» Supplied data
----------
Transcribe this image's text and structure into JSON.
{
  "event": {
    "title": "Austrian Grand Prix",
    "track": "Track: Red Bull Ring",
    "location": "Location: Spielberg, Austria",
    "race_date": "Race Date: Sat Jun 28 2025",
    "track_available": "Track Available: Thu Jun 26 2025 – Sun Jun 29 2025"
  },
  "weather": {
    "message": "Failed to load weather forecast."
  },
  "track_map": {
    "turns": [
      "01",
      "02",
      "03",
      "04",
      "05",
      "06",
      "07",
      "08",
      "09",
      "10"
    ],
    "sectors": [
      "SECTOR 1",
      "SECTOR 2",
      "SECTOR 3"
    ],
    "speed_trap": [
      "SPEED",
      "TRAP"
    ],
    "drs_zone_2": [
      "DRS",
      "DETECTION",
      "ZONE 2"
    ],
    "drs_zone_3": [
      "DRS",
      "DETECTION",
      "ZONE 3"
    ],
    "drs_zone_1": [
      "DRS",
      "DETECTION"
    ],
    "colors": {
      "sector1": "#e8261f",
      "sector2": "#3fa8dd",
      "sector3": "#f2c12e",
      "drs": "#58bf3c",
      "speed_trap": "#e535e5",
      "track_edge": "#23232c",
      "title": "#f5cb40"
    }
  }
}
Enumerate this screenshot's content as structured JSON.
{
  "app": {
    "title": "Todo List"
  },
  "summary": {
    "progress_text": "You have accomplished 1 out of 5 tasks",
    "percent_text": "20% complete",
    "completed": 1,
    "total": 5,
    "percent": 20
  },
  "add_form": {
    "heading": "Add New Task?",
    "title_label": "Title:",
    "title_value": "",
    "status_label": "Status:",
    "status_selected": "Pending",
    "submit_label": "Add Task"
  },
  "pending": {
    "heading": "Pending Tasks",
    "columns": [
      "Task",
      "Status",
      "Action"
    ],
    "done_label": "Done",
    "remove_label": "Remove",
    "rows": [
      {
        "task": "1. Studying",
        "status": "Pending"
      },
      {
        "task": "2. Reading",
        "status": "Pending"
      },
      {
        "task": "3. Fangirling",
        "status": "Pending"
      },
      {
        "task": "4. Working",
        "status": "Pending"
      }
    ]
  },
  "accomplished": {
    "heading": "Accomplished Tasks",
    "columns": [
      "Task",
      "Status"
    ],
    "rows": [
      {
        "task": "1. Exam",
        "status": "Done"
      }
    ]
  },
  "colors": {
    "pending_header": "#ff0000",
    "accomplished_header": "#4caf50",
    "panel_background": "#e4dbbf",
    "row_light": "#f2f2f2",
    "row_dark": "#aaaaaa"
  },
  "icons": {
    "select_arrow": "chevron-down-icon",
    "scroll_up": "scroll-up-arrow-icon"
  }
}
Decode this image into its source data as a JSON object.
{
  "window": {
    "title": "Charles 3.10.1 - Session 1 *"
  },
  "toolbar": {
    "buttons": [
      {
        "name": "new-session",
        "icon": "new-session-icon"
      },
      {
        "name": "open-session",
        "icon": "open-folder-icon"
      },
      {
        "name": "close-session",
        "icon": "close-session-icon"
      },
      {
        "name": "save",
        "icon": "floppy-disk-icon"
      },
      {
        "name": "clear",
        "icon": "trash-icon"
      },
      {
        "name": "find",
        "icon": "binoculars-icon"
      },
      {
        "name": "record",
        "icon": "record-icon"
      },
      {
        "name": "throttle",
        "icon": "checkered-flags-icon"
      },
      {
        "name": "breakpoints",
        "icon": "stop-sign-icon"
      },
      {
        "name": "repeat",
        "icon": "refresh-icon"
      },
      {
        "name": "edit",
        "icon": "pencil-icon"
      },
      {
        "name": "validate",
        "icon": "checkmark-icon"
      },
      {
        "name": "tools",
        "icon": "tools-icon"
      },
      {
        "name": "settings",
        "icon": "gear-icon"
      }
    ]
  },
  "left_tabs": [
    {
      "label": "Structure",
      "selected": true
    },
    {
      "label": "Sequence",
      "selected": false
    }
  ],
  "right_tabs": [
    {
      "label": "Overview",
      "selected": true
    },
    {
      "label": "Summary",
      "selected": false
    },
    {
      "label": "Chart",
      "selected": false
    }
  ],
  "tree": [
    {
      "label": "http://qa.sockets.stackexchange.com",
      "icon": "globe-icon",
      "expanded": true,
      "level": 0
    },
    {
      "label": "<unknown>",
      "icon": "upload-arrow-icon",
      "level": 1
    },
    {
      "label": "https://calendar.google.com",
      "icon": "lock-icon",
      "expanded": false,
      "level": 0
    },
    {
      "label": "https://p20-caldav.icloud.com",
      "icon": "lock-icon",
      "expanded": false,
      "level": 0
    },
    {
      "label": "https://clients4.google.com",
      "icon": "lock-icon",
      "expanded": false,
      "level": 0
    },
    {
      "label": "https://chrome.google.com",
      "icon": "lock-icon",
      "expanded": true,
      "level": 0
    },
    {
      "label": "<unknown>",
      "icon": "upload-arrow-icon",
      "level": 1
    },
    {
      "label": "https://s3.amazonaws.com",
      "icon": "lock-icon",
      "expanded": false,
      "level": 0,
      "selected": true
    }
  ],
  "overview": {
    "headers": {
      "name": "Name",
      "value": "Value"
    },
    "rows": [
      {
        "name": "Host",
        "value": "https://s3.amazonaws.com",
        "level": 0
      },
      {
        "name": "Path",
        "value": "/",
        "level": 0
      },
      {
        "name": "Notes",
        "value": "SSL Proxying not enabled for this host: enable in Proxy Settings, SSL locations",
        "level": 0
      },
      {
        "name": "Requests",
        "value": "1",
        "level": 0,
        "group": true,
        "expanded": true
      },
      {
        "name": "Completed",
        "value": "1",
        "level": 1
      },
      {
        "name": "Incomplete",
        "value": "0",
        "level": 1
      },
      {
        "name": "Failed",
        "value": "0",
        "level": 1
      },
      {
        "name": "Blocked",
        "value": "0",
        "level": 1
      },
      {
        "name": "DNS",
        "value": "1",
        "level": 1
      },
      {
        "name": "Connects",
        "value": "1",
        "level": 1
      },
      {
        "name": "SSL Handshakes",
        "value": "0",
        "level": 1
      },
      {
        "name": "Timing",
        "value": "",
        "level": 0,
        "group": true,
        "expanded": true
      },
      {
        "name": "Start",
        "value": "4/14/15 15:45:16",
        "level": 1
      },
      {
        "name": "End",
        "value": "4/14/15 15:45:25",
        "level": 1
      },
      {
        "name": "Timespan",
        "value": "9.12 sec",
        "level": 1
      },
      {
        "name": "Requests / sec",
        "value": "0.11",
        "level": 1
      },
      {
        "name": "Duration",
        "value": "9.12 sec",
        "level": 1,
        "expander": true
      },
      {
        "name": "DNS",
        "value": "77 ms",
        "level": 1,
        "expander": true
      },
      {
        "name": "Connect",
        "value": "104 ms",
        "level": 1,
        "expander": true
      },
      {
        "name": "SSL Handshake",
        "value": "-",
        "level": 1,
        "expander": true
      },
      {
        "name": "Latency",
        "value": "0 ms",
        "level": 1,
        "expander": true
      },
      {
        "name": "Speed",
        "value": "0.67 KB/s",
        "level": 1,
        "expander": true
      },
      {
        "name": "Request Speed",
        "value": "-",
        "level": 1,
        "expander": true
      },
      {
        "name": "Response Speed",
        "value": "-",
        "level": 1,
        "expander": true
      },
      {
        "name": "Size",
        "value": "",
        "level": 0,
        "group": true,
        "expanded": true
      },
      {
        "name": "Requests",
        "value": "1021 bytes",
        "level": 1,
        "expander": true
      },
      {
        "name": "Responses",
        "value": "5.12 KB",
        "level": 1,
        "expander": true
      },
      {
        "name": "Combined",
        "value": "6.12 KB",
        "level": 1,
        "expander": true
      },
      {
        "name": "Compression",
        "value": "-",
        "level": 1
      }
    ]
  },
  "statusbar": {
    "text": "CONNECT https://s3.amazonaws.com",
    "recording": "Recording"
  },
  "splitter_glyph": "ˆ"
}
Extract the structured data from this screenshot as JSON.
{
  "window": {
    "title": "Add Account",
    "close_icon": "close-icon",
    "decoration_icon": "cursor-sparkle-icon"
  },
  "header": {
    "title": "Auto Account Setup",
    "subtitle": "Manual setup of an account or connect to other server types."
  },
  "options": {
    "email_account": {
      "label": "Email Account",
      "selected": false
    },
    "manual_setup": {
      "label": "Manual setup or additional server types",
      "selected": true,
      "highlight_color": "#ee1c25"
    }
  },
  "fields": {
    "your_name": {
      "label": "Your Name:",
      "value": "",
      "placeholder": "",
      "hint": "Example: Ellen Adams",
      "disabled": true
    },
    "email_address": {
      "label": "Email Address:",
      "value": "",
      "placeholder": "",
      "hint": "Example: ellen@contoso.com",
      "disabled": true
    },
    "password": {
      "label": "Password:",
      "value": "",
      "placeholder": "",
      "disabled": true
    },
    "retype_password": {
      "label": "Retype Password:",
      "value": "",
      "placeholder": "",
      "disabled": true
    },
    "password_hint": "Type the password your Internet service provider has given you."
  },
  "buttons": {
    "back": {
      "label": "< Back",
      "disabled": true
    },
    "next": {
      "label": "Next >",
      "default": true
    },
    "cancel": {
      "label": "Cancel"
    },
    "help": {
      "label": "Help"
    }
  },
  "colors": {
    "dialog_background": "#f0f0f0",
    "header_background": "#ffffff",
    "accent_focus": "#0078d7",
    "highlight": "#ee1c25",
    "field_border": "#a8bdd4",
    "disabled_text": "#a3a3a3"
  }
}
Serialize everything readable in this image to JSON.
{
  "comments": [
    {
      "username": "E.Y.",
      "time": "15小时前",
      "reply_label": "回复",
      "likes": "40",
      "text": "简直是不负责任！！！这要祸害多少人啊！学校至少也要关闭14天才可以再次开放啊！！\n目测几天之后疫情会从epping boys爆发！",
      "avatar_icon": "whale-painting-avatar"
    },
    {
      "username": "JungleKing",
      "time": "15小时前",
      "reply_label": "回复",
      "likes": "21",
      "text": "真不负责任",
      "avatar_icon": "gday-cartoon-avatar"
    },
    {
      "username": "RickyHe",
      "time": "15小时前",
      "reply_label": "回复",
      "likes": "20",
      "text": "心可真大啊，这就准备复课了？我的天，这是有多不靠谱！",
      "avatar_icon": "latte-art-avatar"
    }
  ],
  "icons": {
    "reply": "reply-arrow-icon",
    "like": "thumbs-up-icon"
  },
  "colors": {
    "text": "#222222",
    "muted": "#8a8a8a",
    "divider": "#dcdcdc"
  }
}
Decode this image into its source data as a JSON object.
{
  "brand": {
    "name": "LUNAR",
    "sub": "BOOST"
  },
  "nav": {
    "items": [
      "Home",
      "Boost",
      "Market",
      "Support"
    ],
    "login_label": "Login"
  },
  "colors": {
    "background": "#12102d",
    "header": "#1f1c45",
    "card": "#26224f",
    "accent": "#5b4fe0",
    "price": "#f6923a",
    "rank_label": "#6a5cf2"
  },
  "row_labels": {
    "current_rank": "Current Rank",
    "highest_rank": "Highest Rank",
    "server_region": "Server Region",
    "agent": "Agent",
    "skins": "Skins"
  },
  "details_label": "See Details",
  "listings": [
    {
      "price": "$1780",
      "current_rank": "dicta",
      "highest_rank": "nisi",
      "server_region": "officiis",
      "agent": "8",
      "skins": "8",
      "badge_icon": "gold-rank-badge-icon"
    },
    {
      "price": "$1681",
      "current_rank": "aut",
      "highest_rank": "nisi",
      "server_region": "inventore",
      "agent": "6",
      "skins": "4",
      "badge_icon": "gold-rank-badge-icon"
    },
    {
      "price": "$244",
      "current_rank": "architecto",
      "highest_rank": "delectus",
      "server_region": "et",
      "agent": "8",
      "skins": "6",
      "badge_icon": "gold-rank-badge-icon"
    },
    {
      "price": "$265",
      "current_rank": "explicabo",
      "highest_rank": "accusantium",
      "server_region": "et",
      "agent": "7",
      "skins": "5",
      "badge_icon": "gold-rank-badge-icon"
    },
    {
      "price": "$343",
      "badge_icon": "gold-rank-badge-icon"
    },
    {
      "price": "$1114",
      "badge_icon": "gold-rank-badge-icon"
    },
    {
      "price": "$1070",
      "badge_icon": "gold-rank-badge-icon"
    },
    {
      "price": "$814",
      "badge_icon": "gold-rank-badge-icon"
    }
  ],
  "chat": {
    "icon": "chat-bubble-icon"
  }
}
----------
» Task objective
Report how many lines hold the string "price", giving the number and nothing else.

» Solution
9